═════ Dataset ═════
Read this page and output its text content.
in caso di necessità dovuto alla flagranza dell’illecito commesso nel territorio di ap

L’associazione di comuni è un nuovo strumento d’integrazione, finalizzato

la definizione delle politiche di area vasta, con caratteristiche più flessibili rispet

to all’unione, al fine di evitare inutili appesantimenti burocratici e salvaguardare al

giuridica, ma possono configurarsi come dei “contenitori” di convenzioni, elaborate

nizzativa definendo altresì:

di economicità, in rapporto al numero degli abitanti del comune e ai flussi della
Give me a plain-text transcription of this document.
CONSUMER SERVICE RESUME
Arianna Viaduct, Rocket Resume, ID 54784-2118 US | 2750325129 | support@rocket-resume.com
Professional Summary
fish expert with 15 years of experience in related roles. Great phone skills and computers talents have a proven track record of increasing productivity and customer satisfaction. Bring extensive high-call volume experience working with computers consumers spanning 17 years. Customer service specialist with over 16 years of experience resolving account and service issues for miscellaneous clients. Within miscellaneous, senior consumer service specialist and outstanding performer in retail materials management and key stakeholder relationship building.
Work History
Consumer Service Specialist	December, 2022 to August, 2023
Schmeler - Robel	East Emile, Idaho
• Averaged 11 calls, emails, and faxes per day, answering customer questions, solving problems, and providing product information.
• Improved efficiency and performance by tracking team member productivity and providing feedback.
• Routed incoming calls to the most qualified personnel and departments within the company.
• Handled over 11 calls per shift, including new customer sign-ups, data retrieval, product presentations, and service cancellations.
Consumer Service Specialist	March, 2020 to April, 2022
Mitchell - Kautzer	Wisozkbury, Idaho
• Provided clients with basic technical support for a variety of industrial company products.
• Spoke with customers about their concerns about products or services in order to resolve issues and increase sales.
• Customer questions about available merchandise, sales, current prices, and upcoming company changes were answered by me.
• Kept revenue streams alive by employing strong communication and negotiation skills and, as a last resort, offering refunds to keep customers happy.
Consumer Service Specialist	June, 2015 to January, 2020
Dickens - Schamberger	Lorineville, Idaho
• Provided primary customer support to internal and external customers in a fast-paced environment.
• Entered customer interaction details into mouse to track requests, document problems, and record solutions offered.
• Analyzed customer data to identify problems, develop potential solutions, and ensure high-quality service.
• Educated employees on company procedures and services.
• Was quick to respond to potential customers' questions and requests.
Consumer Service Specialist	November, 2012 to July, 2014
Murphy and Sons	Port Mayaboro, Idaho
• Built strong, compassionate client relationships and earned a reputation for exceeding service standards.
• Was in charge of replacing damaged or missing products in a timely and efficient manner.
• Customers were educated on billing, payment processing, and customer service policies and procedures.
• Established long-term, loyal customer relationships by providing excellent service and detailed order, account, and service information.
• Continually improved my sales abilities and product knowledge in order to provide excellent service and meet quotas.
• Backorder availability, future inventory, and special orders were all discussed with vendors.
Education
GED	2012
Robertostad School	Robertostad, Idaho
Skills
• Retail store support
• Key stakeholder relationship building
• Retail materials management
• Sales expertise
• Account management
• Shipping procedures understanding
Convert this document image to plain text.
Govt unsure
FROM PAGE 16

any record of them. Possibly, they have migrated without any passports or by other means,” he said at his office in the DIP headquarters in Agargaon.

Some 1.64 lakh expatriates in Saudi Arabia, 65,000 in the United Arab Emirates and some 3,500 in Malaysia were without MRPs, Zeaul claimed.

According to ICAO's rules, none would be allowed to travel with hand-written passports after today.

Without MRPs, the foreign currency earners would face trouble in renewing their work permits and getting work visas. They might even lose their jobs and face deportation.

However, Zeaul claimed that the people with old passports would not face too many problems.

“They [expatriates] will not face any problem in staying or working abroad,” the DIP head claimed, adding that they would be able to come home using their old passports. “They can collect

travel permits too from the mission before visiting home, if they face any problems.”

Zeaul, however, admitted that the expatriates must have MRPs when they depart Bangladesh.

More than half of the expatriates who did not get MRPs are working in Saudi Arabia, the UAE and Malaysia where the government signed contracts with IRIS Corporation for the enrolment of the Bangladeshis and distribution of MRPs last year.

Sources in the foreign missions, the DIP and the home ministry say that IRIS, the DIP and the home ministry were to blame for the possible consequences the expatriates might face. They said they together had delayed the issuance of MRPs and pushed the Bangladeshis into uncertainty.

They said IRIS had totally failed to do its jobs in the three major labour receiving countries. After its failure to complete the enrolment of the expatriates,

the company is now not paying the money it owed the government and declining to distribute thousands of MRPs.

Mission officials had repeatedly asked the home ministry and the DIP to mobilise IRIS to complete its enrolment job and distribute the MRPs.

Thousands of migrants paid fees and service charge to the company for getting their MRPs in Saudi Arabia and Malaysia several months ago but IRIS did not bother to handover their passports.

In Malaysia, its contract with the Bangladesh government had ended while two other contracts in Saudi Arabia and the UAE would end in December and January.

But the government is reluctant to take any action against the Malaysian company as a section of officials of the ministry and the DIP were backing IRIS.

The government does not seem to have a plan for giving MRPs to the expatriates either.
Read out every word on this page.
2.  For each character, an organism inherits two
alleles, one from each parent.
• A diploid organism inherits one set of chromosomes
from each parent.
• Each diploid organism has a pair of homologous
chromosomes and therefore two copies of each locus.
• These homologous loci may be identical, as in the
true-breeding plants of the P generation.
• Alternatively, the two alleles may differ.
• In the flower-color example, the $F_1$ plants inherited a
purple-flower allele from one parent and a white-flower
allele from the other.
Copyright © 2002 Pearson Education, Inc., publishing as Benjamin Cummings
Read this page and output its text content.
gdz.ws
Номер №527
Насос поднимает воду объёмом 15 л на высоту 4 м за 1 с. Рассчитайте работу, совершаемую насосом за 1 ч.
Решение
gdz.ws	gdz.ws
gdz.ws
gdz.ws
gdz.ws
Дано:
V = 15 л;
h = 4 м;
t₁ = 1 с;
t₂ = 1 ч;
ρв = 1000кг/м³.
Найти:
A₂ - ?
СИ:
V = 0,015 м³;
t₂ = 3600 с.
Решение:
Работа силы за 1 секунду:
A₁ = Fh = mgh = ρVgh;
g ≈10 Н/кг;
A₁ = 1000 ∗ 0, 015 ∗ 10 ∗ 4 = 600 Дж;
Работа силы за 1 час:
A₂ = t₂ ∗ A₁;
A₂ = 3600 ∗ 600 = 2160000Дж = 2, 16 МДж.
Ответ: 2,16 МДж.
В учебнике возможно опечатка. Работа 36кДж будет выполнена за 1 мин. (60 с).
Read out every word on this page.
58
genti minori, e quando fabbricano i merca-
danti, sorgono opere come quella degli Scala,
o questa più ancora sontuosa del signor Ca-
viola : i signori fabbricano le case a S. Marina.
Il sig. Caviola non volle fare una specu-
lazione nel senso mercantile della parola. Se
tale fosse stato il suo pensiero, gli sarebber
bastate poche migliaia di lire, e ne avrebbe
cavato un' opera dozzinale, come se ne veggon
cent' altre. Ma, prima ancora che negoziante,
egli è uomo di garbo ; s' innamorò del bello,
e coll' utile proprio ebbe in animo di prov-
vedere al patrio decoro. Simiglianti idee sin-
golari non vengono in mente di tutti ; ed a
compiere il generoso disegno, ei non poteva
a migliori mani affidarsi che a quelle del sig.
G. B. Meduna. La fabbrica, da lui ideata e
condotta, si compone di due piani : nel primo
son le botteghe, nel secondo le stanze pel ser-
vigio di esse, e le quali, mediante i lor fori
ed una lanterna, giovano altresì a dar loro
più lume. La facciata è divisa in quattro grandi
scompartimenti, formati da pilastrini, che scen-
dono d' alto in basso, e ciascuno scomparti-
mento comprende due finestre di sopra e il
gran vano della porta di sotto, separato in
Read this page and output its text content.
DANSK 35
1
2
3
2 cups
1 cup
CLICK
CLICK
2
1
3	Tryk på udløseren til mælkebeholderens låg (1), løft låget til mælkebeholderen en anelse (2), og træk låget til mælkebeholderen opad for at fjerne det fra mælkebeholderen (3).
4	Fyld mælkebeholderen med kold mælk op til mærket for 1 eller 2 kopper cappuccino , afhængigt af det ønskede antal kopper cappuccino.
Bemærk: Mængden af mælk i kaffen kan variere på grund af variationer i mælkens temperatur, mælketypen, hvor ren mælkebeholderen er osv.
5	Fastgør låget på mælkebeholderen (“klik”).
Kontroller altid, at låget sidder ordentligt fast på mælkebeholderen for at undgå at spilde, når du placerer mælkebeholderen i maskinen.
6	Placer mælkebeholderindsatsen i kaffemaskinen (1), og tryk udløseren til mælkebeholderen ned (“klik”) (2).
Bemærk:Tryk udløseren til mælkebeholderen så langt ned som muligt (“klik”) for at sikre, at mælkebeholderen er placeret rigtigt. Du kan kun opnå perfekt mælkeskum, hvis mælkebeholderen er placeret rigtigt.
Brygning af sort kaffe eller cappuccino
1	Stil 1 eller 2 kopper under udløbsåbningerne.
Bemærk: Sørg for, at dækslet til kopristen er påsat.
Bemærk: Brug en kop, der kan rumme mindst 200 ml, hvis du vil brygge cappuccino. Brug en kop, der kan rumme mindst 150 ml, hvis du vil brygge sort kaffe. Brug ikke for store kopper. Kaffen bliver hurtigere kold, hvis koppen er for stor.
═════
Description of the task.
Find the lines that include the string "excellent", then copy each of them.

Task output.
• Established long-term, loyal customer relationships by providing excellent service and detailed order, account, and service information.
• Continually improved my sales abilities and product knowledge in order to provide excellent service and meet quotas.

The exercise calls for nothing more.